### Work required
Starting with the first line of the items and going on through the line with "- category-label: Лоліта", write those lines out again with each "bar" swapped for "column" and nothing else changed. Give only those lines.

### Material provided
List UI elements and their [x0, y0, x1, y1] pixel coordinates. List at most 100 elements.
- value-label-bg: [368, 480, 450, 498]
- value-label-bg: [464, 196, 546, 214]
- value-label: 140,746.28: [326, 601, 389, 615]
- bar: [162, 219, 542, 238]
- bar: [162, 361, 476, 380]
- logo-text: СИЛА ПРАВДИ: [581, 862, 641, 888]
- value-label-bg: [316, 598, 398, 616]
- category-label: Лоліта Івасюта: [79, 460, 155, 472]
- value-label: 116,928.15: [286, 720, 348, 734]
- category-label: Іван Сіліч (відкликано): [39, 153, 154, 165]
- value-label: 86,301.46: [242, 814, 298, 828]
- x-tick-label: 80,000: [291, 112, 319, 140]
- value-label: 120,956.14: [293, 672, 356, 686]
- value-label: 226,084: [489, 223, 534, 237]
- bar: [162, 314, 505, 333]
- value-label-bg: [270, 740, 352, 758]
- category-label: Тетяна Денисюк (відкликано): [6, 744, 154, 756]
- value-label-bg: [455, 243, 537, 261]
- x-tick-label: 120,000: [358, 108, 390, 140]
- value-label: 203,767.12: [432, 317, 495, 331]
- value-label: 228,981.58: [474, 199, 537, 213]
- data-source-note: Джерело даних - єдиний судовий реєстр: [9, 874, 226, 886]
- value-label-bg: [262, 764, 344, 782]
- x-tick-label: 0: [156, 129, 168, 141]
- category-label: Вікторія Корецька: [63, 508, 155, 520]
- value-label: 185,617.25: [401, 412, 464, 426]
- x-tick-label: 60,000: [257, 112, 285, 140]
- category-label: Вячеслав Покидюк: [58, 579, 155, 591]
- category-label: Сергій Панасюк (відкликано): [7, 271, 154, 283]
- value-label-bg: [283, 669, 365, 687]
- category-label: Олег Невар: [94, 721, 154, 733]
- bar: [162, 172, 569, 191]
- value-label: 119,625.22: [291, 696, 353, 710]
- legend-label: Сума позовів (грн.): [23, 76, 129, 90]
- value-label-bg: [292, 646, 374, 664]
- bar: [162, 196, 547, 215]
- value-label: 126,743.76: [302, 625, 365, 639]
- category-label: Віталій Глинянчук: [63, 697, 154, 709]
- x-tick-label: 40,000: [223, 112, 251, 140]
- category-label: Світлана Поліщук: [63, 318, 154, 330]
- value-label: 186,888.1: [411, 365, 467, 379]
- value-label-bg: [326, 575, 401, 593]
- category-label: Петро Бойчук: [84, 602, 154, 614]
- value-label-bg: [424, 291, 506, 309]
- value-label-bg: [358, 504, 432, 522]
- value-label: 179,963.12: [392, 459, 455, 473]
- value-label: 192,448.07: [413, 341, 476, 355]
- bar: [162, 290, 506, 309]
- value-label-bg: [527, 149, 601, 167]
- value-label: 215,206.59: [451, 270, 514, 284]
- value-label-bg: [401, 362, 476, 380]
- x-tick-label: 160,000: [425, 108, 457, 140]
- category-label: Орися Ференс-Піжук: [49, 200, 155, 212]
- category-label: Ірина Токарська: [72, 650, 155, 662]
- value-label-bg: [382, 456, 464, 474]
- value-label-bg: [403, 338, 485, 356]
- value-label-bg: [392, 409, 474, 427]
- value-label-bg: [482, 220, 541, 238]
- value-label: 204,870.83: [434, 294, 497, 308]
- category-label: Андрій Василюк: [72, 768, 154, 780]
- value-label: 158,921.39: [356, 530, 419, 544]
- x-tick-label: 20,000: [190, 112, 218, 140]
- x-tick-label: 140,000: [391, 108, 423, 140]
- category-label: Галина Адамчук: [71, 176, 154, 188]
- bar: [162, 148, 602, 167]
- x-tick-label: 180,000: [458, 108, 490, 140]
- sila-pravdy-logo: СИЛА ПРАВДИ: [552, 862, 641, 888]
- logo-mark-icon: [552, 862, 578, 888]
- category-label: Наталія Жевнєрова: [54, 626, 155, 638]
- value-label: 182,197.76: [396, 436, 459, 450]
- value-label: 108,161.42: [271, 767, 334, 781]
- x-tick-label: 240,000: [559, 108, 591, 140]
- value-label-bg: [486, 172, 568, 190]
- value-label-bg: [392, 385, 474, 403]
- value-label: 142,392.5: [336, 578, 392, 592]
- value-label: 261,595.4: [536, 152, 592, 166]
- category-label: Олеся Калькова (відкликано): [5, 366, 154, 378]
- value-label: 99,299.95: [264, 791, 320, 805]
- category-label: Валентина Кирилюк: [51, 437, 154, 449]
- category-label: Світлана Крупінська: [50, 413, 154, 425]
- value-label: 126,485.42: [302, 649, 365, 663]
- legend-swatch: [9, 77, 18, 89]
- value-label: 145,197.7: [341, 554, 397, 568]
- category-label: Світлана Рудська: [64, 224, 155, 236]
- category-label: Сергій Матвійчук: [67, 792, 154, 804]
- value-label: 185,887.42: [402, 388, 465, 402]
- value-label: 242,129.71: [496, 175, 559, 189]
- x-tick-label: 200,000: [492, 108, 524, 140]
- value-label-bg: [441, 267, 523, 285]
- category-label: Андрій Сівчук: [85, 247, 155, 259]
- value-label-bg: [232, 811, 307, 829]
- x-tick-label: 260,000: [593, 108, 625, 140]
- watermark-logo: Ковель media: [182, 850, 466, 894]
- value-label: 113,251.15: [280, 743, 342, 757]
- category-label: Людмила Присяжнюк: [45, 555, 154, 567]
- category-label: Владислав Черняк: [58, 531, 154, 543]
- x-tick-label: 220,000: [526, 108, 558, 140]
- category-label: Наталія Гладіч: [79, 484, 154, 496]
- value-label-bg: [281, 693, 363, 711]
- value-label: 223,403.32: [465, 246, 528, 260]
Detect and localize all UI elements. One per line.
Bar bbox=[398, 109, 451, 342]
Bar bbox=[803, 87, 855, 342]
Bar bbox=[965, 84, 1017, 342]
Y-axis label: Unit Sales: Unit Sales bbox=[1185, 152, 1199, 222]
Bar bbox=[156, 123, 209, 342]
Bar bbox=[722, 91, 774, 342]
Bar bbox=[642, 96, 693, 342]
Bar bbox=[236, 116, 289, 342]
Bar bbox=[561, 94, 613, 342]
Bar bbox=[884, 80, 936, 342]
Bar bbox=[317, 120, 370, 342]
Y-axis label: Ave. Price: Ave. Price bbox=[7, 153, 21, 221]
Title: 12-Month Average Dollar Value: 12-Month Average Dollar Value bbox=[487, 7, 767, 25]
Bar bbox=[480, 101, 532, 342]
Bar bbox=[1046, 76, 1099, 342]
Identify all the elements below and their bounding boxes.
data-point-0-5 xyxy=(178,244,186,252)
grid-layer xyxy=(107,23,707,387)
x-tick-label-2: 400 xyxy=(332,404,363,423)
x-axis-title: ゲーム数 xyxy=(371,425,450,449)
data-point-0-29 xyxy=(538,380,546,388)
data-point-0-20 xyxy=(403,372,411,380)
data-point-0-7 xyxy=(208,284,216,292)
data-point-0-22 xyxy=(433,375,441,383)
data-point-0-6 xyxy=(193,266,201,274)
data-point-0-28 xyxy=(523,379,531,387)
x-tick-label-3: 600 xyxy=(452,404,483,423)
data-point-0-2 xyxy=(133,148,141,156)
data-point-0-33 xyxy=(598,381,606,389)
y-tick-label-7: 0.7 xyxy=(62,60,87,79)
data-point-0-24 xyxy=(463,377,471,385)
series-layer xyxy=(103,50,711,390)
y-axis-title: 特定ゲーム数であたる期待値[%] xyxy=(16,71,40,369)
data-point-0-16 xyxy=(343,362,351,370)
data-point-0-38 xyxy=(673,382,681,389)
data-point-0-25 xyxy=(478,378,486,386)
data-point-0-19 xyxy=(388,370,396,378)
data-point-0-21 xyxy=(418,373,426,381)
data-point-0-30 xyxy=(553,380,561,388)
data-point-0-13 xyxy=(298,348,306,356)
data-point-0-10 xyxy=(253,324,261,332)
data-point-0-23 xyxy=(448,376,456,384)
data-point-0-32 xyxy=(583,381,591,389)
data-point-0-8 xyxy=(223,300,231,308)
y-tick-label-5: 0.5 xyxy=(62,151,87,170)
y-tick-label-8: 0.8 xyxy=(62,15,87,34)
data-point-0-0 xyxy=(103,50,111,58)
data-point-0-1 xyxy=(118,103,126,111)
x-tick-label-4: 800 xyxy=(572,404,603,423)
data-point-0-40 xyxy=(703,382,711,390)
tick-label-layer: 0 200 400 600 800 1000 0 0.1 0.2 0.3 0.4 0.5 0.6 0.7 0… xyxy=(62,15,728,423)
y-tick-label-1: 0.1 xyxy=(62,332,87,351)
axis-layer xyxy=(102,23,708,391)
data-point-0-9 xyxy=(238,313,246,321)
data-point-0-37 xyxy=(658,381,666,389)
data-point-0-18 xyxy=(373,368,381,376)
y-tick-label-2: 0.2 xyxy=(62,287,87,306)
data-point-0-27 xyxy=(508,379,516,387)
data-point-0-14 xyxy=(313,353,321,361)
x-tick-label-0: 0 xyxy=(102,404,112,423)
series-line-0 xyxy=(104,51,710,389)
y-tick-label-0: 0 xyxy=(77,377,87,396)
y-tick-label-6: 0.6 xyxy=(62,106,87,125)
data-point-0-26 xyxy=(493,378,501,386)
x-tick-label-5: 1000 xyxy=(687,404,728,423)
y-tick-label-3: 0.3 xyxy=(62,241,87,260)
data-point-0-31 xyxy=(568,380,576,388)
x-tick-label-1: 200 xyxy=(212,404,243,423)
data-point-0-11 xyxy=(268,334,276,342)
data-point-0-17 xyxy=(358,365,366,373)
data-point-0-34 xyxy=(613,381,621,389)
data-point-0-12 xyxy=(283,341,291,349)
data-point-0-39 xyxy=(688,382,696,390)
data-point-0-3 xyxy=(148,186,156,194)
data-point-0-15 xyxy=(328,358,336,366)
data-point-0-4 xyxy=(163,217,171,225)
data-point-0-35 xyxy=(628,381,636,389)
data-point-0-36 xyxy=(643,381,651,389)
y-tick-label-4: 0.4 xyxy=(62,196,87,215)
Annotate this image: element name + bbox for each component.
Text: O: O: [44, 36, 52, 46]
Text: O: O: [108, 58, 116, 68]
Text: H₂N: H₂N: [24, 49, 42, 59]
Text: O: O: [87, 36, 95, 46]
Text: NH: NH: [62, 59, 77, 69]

### In response
List UI elements and their [x0, y0, x1, y1] pixel coordinates. List at most 100 elements.
- value-label-bg: [368, 480, 450, 498]
- value-label-bg: [464, 196, 546, 214]
- value-label: 140,746.28: [326, 601, 389, 615]
- column: [162, 219, 542, 238]
- column: [162, 361, 476, 380]
- logo-text: СИЛА ПРАВДИ: [581, 862, 641, 888]
- value-label-bg: [316, 598, 398, 616]
- category-label: Лоліта Івасюта: [79, 460, 155, 472]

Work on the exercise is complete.